* Written problem *
Gather each line containing the string "text" from these entries.

--- --- ---

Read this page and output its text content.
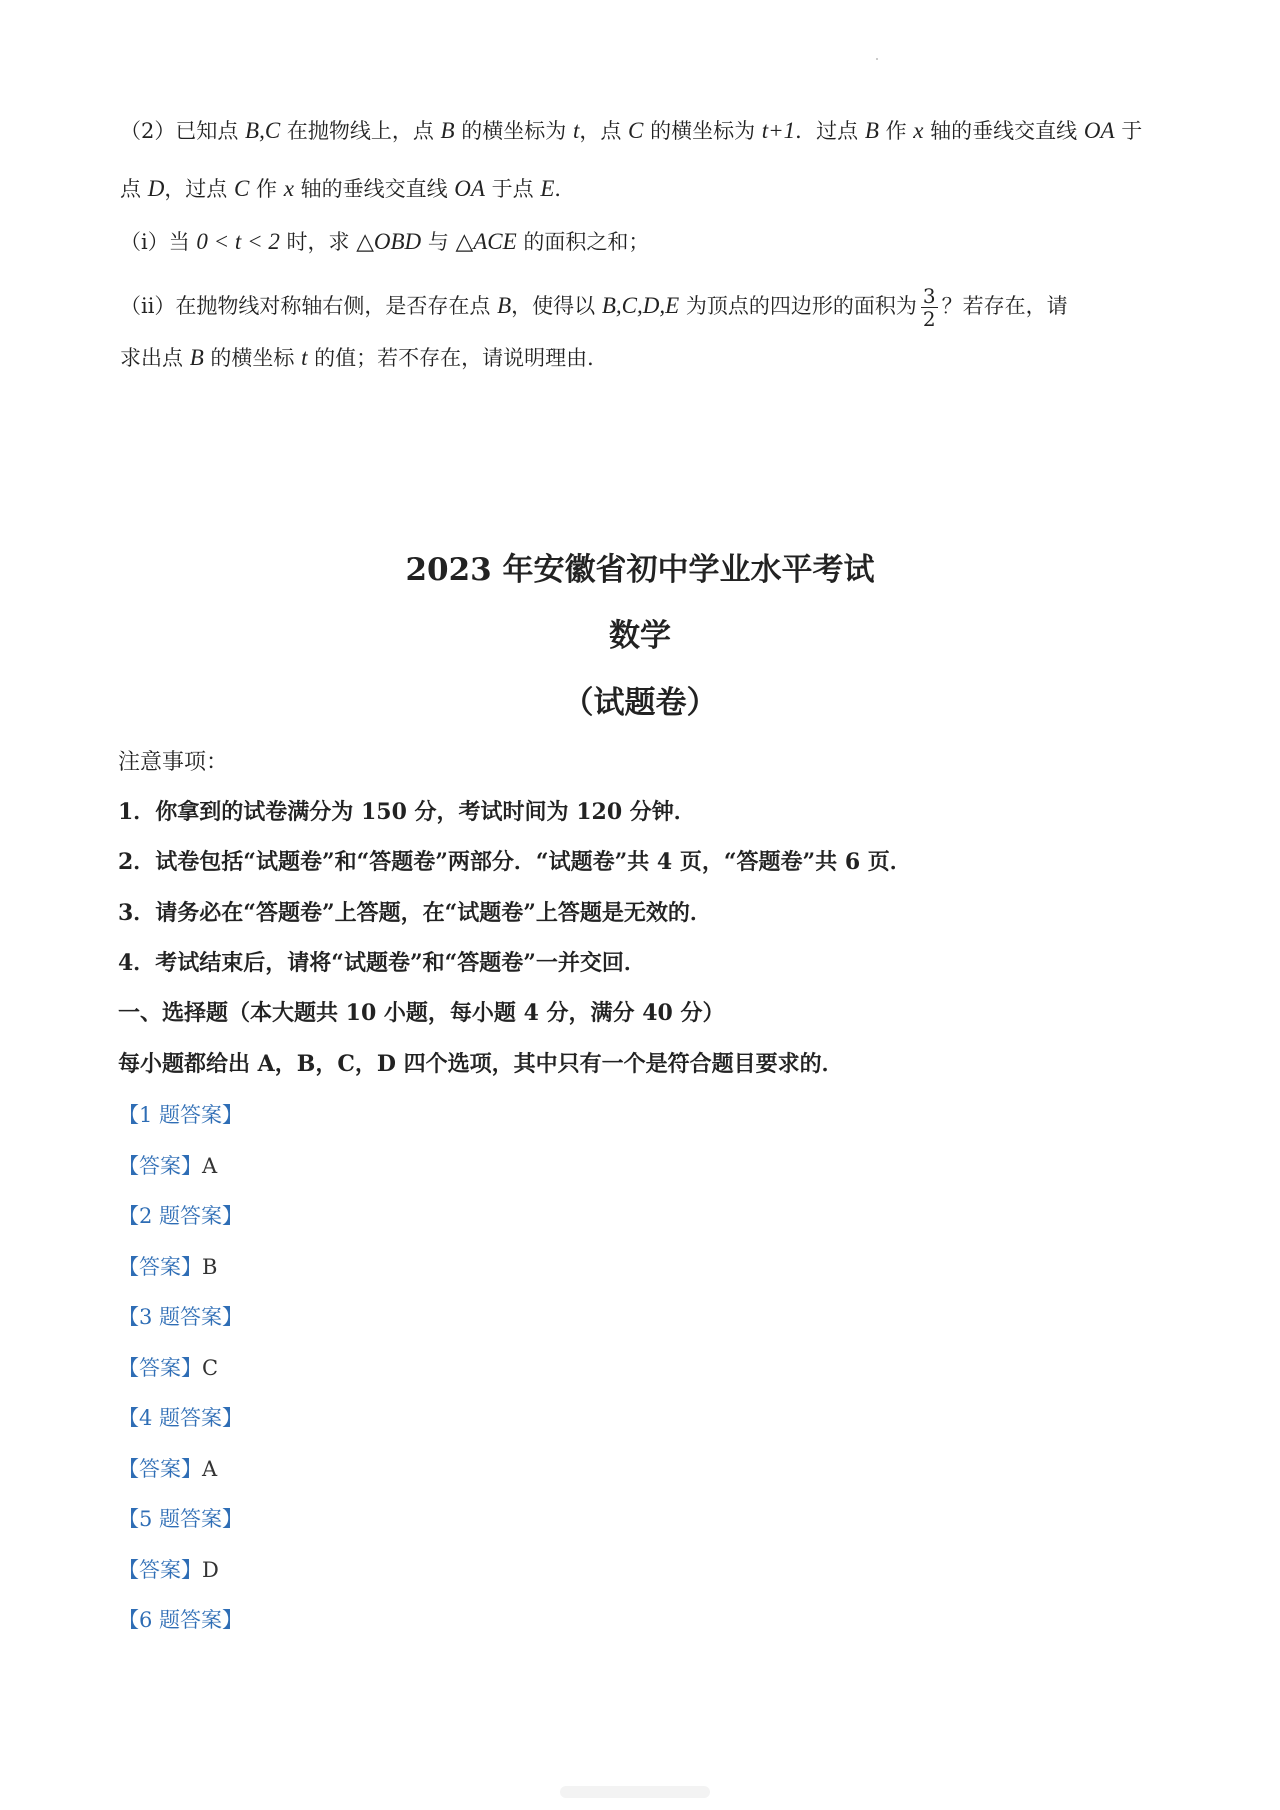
（2）已知点 B,C 在抛物线上，点 B 的横坐标为 t，点 C 的横坐标为 t+1．过点 B 作 x 轴的垂线交直线 OA 于
点 D，过点 C 作 x 轴的垂线交直线 OA 于点 E．
（ⅰ）当 0 < t < 2 时，求 △OBD 与 △ACE 的面积之和；
（ⅱ）在抛物线对称轴右侧，是否存在点 B，使得以 B,C,D,E 为顶点的四边形的面积为 $\frac{3}{2}$ ？若存在，请
求出点 B 的横坐标 t 的值；若不存在，请说明理由．
2023 年安徽省初中学业水平考试
数学
（试题卷）
注意事项：
1．你拿到的试卷满分为 150 分，考试时间为 120 分钟．
2．试卷包括“试题卷”和“答题卷”两部分．“试题卷”共 4 页，“答题卷”共 6 页．
3．请务必在“答题卷”上答题，在“试题卷”上答题是无效的．
4．考试结束后，请将“试题卷”和“答题卷”一并交回．
一、选择题（本大题共 10 小题，每小题 4 分，满分 40 分）
每小题都给出 A，B，C，D 四个选项，其中只有一个是符合题目要求的．
【1 题答案】
【答案】A
【2 题答案】
【答案】B
【3 题答案】
【答案】C
【4 题答案】
【答案】A
【5 题答案】
【答案】D
【6 题答案】
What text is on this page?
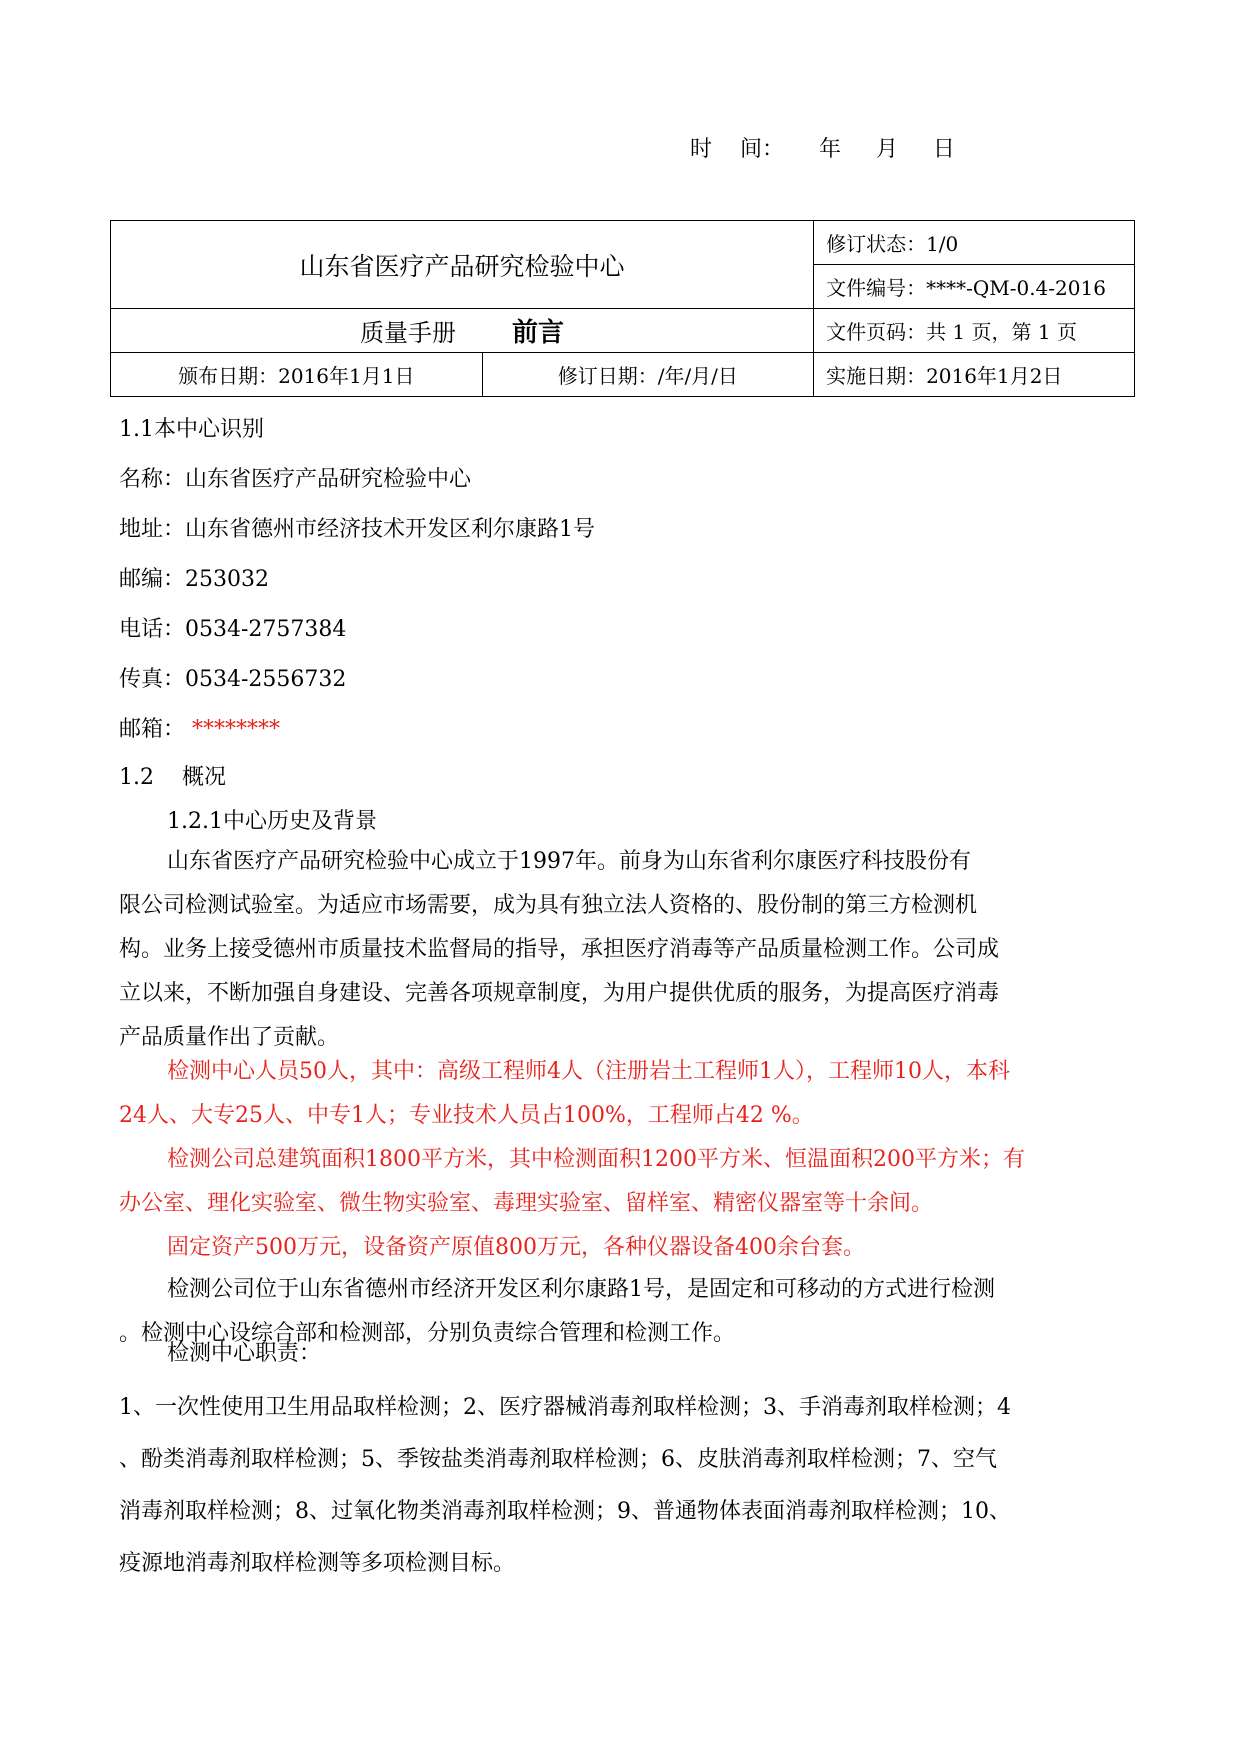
时    间： 年 月 日
山东省医疗产品研究检验中心		修订状态：1/0
		文件编号：****-QM-0.4-2016
质量手册 前言		文件页码：共 1 页，第 1 页
颁布日期：2016年1月1日	修订日期：/年/月/日	实施日期：2016年1月2日
1.1本中心识别
名称：山东省医疗产品研究检验中心
地址：山东省德州市经济技术开发区利尔康路1号
邮编：253032
电话：0534-2757384
传真：0534-2556732
邮箱： ********
1.2    概况
1.2.1中心历史及背景

山东省医疗产品研究检验中心成立于1997年。前身为山东省利尔康医疗科技股份有

限公司检测试验室。为适应市场需要，成为具有独立法人资格的、股份制的第三方检测机

构。业务上接受德州市质量技术监督局的指导，承担医疗消毒等产品质量检测工作。公司成

立以来，不断加强自身建设、完善各项规章制度，为用户提供优质的服务，为提高医疗消毒

产品质量作出了贡献。

检测中心人员50人，其中：高级工程师4人（注册岩土工程师1人），工程师10人，本科

24人、大专25人、中专1人；专业技术人员占100%，工程师占42 %。

检测公司总建筑面积1800平方米，其中检测面积1200平方米、恒温面积200平方米；有

办公室、理化实验室、微生物实验室、毒理实验室、留样室、精密仪器室等十余间。

固定资产500万元，设备资产原值800万元，各种仪器设备400余台套。

检测公司位于山东省德州市经济开发区利尔康路1号，是固定和可移动的方式进行检测

。检测中心设综合部和检测部，分别负责综合管理和检测工作。

检测中心职责：

1、一次性使用卫生用品取样检测；2、医疗器械消毒剂取样检测；3、手消毒剂取样检测；4

、酚类消毒剂取样检测；5、季铵盐类消毒剂取样检测；6、皮肤消毒剂取样检测；7、空气

消毒剂取样检测；8、过氧化物类消毒剂取样检测；9、普通物体表面消毒剂取样检测；10、

疫源地消毒剂取样检测等多项检测目标。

--- --- ---

* Result of this task *
Read this page and output its text content.
What text is on this page?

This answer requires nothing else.